■ DATASET ■
· · · ·

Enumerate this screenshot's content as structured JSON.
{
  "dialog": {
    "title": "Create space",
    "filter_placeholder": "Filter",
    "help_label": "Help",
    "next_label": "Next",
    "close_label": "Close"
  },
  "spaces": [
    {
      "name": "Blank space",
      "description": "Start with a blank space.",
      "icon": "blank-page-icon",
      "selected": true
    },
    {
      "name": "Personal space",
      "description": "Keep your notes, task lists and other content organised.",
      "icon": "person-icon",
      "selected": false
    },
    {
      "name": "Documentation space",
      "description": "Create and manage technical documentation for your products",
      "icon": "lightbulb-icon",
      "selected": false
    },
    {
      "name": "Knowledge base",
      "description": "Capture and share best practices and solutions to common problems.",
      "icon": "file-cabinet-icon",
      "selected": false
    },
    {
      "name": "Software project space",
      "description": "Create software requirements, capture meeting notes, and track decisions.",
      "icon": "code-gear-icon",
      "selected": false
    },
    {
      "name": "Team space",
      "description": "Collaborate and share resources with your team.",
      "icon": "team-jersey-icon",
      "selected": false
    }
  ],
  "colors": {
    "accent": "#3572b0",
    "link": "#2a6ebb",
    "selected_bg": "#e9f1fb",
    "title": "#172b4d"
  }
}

· · · ·

■ TASK GOAL ■
Transcribe all of the material exactly. Omit nothing.

■ TASK RESPONSE ■
Enumerate this screenshot's content as structured JSON.
{
  "dialog": {
    "title": "Create space",
    "filter_placeholder": "Filter",
    "help_label": "Help",
    "next_label": "Next",
    "close_label": "Close"
  },
  "spaces": [
    {
      "name": "Blank space",
      "description": "Start with a blank space.",
      "icon": "blank-page-icon",
      "selected": true
    },
    {
      "name": "Personal space",
      "description": "Keep your notes, task lists and other content organised.",
      "icon": "person-icon",
      "selected": false
    },
    {
      "name": "Documentation space",
      "description": "Create and manage technical documentation for your products",
      "icon": "lightbulb-icon",
      "selected": false
    },
    {
      "name": "Knowledge base",
      "description": "Capture and share best practices and solutions to common problems.",
      "icon": "file-cabinet-icon",
      "selected": false
    },
    {
      "name": "Software project space",
      "description": "Create software requirements, capture meeting notes, and track decisions.",
      "icon": "code-gear-icon",
      "selected": false
    },
    {
      "name": "Team space",
      "description": "Collaborate and share resources with your team.",
      "icon": "team-jersey-icon",
      "selected": false
    }
  ],
  "colors": {
    "accent": "#3572b0",
    "link": "#2a6ebb",
    "selected_bg": "#e9f1fb",
    "title": "#172b4d"
  }
}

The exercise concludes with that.